··· TEXT SHOWN ···
Sedentary lifestyles and the rise of mobile technology have been blamed for a rising epidemic of obesity in the Asia Pacific region that’s causing concern for governments and health practitioners.

The Asian Pacific Society of Cardiology warned recently that the epidemic was getting worse, not just because of the internet and mobile technology but also due to cultures that revolve around food.

Obesity is likely to be a serious concern in Asia in the coming years. Pic: AP.

In Singapore, about 11 per cent of adults in the island nation of 5.3m are considered obese, compared with an OECD average of 17 per cent and a US figure of more than 35 per cent.

Although Singaporeans are trim compared to the average in many Western countries, the  obesity problem has become a national concern with the health ministry announcing plans to restrict advertising around unhealthy food and drinks in the city state, which is renowned for its love of eating out.

About 60% of adults eat out four times a week, in the hawker centres and malls that are dotted around its busy streets.

But it isn’t alone in dealing with the obesity problem. Hong Kong has one of the highest obesity rates in the region at almost one in five of the population. According to OECD data 3% of mainland Chinese people were obese in 2009. The figure in Japan was 3.9 per cent and in India it was 2.1 per cent. In Taiwan, the government estimates that more than 44% of adults are overweight.

Lifestyles in Asia are dominated by long working days – Singapore, Hong Kong, Japan and Korea are all top of the developed world on the number of hours worked per day.

“I would probably call it ‘life balance’. People work and party pretty hard here,” says James Forrester, a former England rugby international and co-founder of the Singapore-based Urban fitness (UFIT) company. “But people who are sedentary and then start regular exercise always report much better energy levels.”

Forrester’s business encourages regular exercise via the military-style boot camps it hosts around the city.
··· RECORDS ···
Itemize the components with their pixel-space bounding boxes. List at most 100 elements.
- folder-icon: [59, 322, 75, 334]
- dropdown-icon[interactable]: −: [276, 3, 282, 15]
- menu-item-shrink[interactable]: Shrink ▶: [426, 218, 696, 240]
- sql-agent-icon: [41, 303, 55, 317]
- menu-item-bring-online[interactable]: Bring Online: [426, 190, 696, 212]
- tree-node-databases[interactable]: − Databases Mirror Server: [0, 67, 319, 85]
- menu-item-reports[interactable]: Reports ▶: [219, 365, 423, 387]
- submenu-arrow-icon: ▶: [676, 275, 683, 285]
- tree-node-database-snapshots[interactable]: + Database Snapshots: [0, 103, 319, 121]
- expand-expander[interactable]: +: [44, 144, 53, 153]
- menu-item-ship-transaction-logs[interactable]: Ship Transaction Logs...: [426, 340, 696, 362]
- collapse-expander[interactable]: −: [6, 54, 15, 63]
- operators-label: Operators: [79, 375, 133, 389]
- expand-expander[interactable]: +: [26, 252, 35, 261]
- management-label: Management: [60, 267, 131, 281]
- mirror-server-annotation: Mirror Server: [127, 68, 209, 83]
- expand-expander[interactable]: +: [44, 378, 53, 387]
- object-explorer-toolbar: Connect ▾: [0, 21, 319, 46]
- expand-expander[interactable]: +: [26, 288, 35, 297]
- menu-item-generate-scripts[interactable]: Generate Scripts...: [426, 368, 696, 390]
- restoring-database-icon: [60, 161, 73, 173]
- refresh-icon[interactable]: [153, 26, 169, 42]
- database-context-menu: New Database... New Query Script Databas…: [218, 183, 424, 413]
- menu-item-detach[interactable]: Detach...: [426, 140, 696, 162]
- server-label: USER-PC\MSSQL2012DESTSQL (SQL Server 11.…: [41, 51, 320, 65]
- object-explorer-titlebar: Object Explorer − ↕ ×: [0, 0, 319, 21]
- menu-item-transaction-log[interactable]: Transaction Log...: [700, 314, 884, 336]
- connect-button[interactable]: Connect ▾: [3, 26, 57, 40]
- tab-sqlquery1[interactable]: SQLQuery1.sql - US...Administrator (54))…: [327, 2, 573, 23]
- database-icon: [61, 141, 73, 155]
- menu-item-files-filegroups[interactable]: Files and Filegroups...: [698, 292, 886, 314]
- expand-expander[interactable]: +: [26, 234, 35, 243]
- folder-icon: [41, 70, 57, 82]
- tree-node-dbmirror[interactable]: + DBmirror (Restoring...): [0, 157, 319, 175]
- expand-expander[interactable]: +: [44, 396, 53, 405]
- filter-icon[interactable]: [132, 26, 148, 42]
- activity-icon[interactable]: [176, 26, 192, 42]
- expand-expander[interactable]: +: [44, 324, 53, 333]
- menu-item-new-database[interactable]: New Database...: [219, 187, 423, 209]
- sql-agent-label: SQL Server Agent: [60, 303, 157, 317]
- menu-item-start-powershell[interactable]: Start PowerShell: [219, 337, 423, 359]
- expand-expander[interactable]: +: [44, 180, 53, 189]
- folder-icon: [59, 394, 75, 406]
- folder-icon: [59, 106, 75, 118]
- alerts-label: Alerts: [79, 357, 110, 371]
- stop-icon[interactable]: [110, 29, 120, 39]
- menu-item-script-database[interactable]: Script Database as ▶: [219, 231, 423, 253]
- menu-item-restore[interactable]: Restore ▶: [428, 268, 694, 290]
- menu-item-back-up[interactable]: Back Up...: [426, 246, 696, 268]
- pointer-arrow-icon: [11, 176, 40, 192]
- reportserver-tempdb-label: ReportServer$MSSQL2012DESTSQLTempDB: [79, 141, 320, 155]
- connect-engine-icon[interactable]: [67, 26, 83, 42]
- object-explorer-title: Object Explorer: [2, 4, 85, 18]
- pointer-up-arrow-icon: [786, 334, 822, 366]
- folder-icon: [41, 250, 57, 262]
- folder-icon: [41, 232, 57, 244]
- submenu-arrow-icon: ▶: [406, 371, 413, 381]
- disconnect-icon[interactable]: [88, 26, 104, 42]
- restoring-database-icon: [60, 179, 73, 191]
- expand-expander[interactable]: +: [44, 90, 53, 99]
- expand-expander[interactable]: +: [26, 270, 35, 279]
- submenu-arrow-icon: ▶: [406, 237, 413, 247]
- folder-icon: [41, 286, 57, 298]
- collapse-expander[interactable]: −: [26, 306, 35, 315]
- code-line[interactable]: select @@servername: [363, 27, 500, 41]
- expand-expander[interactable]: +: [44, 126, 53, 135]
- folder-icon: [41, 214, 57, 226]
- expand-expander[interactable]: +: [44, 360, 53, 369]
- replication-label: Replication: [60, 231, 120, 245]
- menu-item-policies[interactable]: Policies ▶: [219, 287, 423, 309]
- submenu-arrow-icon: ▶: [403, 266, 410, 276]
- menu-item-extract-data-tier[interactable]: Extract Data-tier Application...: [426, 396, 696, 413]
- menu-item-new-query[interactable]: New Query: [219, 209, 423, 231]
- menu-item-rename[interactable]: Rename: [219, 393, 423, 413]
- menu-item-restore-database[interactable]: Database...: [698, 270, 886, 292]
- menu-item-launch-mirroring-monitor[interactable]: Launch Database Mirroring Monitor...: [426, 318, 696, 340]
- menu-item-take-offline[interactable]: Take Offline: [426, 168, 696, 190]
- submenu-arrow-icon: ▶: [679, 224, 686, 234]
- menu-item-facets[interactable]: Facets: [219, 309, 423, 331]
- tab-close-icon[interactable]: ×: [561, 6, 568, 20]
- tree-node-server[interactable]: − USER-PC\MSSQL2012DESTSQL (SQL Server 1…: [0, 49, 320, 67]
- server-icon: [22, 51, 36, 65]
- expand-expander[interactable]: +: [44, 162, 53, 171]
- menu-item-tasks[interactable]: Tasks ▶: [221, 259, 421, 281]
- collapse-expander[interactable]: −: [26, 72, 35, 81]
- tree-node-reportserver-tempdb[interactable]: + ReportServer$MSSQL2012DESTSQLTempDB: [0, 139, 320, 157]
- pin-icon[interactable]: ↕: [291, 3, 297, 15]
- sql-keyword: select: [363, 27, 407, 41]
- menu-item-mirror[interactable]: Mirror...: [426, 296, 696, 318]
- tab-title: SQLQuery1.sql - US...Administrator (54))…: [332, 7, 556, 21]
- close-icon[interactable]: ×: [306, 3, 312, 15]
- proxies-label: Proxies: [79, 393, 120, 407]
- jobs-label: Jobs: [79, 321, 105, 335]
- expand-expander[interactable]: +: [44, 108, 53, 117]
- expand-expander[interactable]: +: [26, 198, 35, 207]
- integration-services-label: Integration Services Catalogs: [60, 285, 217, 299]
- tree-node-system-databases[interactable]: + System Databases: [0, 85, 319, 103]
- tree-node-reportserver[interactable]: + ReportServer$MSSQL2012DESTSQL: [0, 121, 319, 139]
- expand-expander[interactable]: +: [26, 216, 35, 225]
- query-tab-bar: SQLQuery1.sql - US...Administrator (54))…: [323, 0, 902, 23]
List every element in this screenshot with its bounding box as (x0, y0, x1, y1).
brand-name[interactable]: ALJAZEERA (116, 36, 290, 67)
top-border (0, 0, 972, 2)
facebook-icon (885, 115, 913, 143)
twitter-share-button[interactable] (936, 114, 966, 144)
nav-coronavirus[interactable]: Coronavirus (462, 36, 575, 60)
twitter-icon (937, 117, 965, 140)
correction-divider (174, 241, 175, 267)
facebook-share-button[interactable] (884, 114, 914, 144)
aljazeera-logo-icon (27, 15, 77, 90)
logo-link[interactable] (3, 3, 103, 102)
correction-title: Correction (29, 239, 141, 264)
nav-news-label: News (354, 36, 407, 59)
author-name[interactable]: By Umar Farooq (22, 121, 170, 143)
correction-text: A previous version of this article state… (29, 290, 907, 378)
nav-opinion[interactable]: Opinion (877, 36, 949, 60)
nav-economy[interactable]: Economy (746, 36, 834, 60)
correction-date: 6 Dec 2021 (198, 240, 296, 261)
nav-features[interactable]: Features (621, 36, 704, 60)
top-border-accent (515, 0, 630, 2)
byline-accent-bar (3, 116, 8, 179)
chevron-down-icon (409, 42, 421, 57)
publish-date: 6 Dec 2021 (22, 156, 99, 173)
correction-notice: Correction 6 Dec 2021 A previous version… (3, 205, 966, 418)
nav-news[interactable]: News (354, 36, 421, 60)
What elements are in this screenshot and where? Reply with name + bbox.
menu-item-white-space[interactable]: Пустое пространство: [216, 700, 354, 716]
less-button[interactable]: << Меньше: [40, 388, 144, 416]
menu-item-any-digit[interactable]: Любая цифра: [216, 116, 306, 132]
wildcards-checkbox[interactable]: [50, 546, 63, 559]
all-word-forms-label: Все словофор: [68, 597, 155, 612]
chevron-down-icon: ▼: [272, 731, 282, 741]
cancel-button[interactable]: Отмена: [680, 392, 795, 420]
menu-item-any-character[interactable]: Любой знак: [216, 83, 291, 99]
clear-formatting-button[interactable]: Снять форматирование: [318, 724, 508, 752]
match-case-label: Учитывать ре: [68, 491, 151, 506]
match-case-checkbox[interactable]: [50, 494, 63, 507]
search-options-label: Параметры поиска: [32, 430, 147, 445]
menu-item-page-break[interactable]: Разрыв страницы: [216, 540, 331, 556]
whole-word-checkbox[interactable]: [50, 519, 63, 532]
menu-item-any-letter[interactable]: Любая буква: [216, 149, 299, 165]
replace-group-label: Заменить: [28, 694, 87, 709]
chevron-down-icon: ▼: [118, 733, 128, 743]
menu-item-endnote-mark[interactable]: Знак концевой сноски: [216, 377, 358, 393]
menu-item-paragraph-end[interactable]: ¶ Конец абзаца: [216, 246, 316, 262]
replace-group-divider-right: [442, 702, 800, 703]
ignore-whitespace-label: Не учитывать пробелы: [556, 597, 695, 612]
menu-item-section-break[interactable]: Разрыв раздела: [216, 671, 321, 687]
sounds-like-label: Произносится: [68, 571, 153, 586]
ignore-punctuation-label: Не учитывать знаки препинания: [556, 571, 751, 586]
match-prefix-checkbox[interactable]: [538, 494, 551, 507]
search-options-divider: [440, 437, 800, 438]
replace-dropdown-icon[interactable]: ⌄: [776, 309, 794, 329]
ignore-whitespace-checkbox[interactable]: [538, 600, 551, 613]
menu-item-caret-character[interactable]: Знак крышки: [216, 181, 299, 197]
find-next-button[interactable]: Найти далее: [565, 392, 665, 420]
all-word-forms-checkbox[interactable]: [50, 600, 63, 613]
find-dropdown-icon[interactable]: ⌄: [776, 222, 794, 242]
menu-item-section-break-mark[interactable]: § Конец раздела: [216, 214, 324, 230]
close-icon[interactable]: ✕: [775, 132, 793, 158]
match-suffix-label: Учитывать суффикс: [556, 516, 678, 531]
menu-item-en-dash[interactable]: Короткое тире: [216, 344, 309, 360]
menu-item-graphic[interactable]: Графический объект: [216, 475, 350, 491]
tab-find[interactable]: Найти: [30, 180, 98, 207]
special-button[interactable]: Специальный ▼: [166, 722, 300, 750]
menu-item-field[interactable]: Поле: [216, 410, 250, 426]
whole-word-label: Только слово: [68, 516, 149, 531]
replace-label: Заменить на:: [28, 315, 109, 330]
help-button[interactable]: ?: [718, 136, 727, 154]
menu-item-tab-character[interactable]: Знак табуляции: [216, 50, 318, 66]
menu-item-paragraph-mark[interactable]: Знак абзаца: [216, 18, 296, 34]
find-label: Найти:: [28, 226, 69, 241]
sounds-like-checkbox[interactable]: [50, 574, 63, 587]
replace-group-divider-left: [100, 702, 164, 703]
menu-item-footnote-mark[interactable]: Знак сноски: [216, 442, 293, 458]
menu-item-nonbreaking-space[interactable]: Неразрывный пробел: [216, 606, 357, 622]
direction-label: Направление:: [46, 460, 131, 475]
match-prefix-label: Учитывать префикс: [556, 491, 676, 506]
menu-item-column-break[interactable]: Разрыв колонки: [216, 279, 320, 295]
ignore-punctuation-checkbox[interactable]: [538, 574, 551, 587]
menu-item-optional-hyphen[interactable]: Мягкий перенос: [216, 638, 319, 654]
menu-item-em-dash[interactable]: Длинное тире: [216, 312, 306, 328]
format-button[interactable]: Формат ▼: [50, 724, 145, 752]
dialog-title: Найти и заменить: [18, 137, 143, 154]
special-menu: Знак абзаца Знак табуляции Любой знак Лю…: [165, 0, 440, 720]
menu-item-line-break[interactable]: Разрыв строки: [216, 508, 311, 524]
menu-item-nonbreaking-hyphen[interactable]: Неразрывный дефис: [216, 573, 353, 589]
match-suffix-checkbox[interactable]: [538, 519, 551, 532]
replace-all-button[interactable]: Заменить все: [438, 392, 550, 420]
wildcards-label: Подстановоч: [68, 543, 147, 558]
···
▶ [USING THE INFORMATION]
**A.** In the article on obesity in the Asia Pacific above, the paragraph beginning "But it isn't alone in dealing with the obesity problem" names several places. List each of them together with the figure that paragraph gives for it.
**B.** Go on with the article on obesity in the Asia Pacific, starting after its final sentence.

▶ [ANSWERS TO THE EXERCISES]
**A.**
- Hong Kong: almost one in five of the population is obese.
- Mainland China: 3% of people were obese in 2009, according to OECD data.
- Japan: 3.9 per cent.
- India: 2.1 per cent.
- Taiwan: more than 44% of adults are overweight, by government estimate.

**B.**
UFIT holds military-style boot camps at various venues around Singapore. Pic: UFIT.

There are already an estimated 13 million members of 18,000 fitness clubs in the region, with revenues estimated to be in the region of $10 billion.

“Health and wellbeing is becoming more and more important in the region – as economies develop and move beyond the provision of basics and consumers start to worry more about “modern” risks to health, often related to personal life style choices,” says Guy Hearn, director of consumer communication insights for Omnicom Media Group in Asia.

“The aspiration to be ‘fit and healthy’ is almost universal. More than 80% of Chinese and Indian consumers, and only slightly fewer in Japan and Korea say they are concerned about being ‘fit and healthy’. But currently not that many actually back this up by actually doing exercise or sport.”

Governments will need to act fast though as Asia’s active consumers continue to rise. The global consultancy McKinsey estimates that Asia’s emerging markets will account for 64% of the global middle class and more than 40% of global middle-class consumption by 2030.

That means more spending on fatty foods and drinks, which is why governments are now taking the issue of obesity as seriously as they are.